§ **Do this**: Locate the lines that hold the string "الحادي". Copy every such line.

§ **Stored rows**:
------------------------

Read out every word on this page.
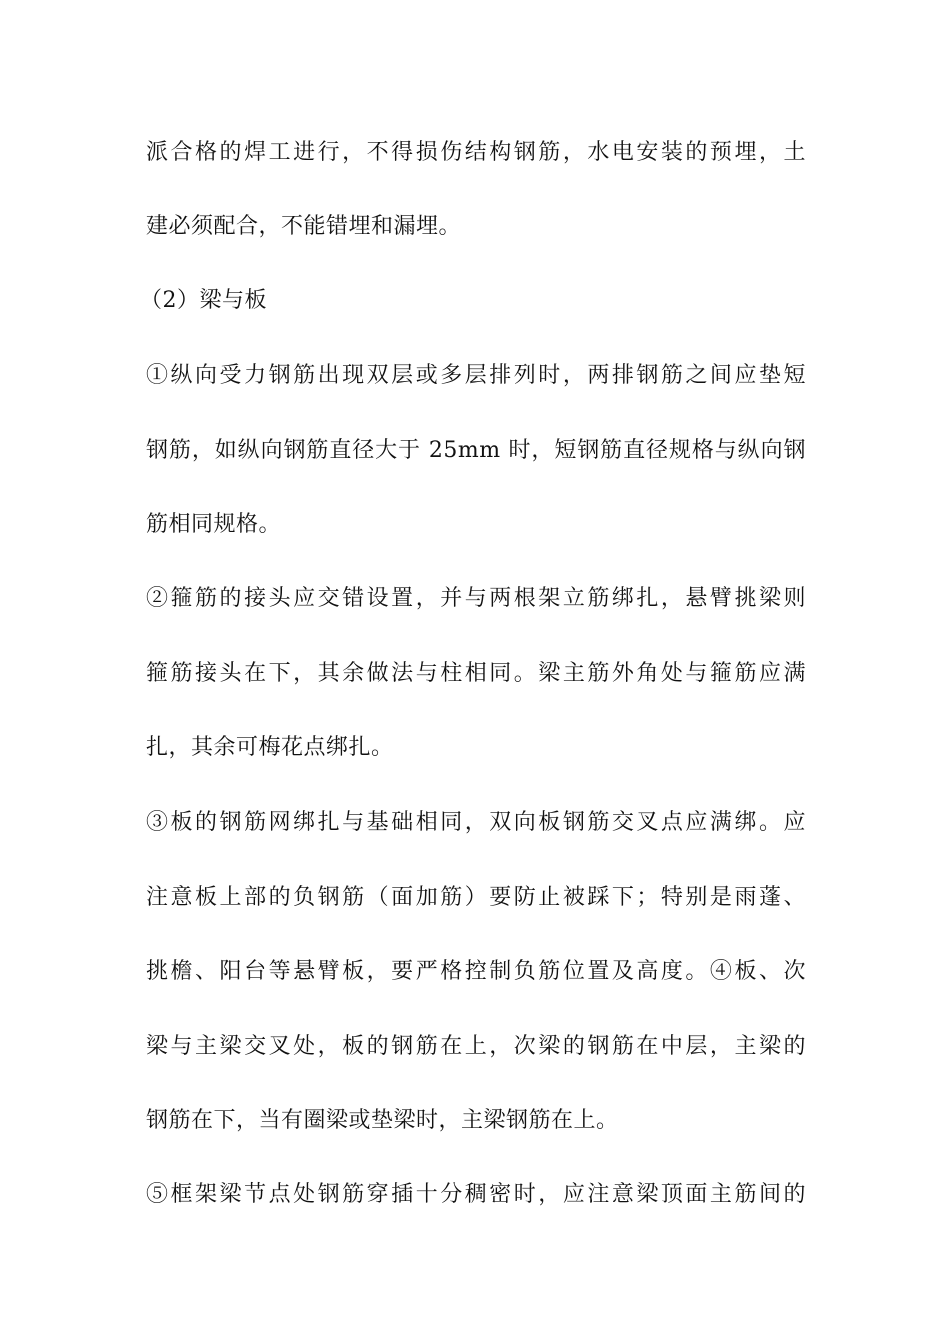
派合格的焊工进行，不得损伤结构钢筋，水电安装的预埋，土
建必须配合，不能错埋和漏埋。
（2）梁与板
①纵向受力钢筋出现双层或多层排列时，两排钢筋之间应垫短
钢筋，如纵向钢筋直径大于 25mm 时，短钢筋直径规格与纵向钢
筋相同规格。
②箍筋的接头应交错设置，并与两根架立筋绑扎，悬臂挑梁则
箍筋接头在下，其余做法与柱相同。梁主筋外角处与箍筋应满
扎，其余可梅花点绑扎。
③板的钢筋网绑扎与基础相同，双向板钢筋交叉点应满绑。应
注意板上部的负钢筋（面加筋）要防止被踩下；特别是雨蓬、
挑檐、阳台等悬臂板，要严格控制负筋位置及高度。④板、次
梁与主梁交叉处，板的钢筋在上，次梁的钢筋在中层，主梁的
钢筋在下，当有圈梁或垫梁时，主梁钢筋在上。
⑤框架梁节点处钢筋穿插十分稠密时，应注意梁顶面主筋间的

------------------------

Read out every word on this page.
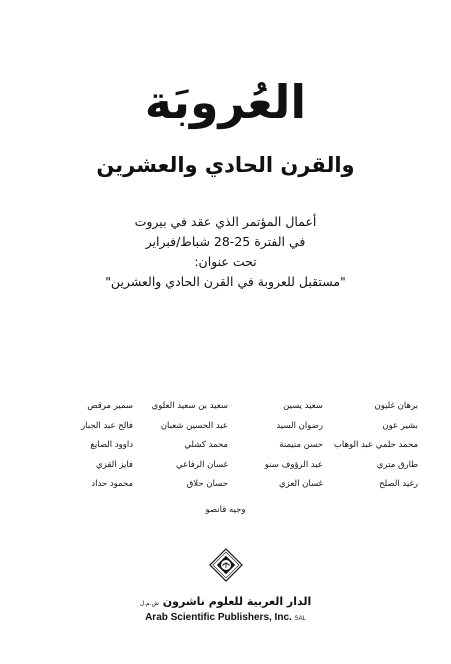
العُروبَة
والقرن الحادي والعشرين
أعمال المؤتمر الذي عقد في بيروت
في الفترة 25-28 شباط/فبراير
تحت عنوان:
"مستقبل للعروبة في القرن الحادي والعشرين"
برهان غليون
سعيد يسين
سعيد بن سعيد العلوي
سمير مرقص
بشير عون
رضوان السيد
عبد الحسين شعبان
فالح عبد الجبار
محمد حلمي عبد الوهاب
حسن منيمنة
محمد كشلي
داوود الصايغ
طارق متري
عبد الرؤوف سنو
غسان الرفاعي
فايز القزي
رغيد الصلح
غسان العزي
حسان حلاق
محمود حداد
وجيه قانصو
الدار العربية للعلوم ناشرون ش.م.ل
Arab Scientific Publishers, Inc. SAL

------------------------

§ **Written response**:
والقرن الحادي والعشرين
"مستقبل للعروبة في القرن الحادي والعشرين"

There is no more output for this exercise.